Records:
* Begin *
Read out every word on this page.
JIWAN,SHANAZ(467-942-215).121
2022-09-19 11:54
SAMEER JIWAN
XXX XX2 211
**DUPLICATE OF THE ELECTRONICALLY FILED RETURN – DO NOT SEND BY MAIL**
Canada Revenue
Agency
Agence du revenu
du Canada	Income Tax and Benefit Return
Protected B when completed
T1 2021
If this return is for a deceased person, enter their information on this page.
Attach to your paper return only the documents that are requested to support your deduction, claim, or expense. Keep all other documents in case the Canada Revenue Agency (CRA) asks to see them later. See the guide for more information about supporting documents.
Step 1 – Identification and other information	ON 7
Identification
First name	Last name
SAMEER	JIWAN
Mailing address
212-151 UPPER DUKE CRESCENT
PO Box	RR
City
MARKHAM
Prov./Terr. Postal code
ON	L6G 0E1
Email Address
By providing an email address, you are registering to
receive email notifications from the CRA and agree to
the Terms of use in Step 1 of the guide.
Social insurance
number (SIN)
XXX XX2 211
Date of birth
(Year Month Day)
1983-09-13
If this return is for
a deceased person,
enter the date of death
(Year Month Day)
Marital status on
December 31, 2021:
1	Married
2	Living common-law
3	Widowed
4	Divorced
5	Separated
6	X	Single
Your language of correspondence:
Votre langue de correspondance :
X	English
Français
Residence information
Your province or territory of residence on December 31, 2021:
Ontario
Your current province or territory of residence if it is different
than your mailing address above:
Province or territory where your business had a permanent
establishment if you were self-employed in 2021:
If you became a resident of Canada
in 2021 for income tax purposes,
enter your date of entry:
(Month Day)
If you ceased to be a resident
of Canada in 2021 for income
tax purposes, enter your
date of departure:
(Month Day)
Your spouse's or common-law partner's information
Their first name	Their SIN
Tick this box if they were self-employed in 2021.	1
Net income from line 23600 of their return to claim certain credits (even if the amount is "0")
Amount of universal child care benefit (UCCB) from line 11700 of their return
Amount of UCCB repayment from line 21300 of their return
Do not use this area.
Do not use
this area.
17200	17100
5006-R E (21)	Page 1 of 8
* End *
* Begin *
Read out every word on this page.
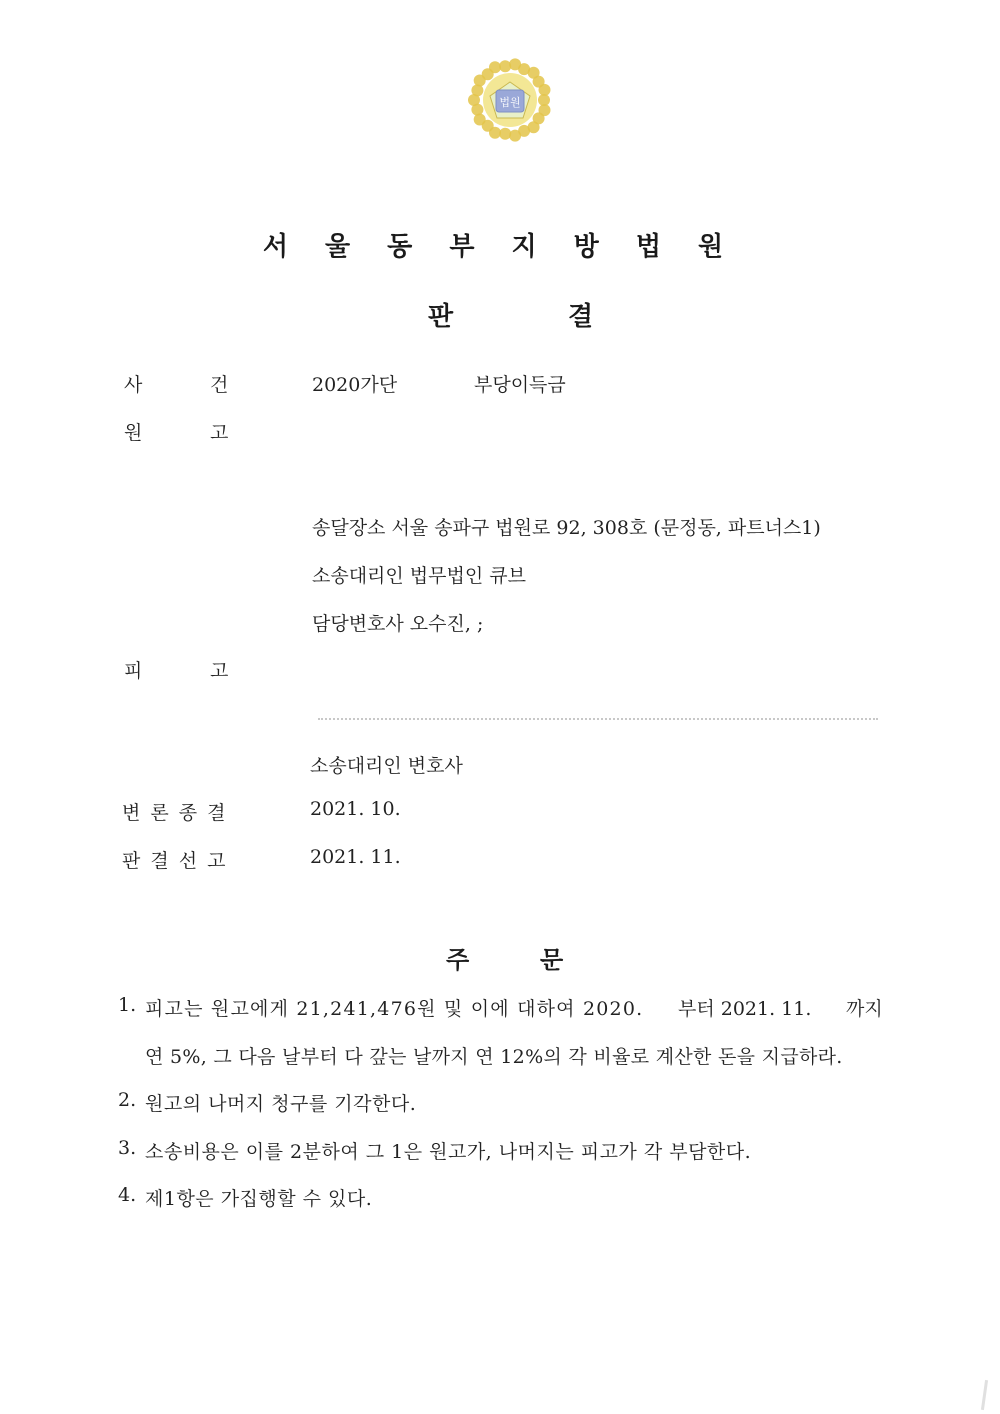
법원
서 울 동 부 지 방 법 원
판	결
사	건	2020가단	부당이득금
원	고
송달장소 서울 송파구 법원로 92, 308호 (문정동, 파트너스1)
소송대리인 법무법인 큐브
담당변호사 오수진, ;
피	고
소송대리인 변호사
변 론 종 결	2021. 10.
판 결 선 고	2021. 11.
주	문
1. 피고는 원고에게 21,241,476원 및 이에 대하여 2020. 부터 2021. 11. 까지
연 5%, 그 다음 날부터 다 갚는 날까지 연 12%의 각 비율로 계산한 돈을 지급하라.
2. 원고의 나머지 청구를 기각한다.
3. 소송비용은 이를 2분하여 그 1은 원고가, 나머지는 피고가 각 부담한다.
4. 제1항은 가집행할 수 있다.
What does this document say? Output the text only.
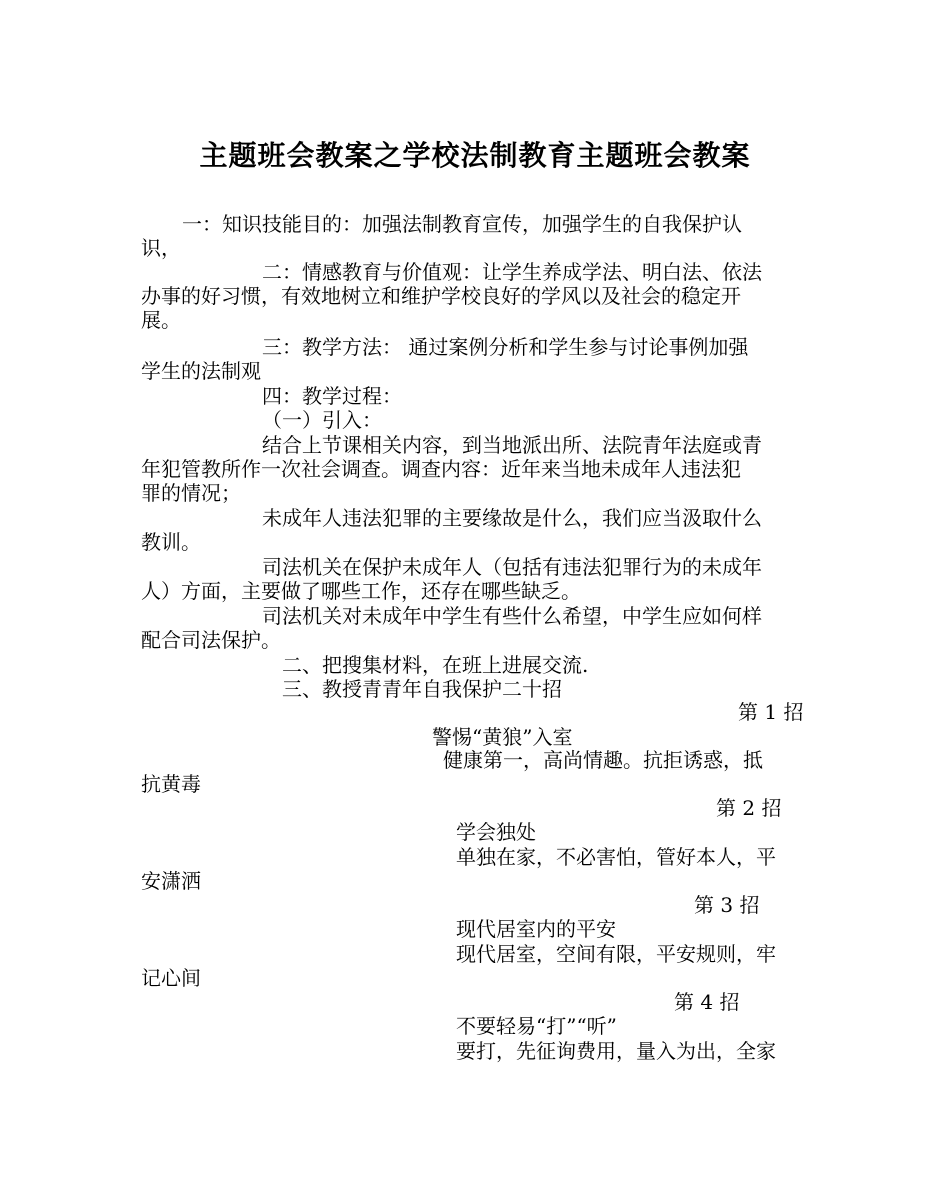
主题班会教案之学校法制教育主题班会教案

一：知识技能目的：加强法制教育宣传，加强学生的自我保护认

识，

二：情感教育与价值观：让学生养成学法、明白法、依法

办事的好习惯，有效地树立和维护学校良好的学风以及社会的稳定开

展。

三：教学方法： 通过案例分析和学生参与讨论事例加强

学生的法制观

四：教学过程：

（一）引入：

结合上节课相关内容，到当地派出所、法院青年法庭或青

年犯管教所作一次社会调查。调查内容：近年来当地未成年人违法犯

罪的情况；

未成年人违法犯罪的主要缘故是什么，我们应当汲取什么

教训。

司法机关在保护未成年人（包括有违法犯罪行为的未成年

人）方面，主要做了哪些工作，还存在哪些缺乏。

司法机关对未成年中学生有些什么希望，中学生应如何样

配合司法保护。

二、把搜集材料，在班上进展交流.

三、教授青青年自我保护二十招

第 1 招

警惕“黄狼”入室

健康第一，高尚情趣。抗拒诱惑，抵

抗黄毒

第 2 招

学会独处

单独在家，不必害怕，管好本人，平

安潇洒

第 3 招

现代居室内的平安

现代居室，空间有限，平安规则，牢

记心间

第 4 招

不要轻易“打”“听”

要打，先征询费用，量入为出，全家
* End *
* Begin *
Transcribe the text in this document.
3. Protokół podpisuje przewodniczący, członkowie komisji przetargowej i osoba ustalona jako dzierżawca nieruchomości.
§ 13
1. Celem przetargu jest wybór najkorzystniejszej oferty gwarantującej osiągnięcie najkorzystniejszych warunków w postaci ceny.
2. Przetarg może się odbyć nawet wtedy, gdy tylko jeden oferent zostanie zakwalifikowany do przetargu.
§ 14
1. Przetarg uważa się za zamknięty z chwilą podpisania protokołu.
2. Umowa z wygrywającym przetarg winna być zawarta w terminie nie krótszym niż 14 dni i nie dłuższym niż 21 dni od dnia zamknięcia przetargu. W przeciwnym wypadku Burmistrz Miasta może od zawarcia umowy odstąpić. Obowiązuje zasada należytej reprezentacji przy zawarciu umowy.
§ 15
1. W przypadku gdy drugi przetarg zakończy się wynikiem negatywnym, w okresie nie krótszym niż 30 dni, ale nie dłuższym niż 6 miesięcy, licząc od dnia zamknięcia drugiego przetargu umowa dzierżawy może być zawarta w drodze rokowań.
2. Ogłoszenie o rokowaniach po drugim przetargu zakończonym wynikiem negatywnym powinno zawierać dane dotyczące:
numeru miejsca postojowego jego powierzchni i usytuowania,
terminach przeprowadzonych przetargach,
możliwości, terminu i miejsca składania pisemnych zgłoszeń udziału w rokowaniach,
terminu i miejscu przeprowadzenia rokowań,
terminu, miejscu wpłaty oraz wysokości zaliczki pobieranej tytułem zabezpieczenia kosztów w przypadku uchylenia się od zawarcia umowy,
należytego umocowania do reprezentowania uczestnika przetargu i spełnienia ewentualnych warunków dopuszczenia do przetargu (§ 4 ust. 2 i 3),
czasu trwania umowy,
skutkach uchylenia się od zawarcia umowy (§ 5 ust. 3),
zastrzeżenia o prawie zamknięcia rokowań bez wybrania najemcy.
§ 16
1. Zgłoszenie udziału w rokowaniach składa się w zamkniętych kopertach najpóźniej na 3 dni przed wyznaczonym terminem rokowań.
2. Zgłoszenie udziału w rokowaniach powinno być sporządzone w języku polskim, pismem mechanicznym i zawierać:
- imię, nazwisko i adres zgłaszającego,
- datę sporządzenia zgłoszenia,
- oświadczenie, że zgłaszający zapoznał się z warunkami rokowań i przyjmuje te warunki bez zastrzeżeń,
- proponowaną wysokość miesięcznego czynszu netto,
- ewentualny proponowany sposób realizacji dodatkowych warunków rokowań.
* End *
__STATED GOAL__. Among the records above, how many lines carry the string "rokowaniach"? Reply with the number alone.

__WORKED SOLUTION__. 4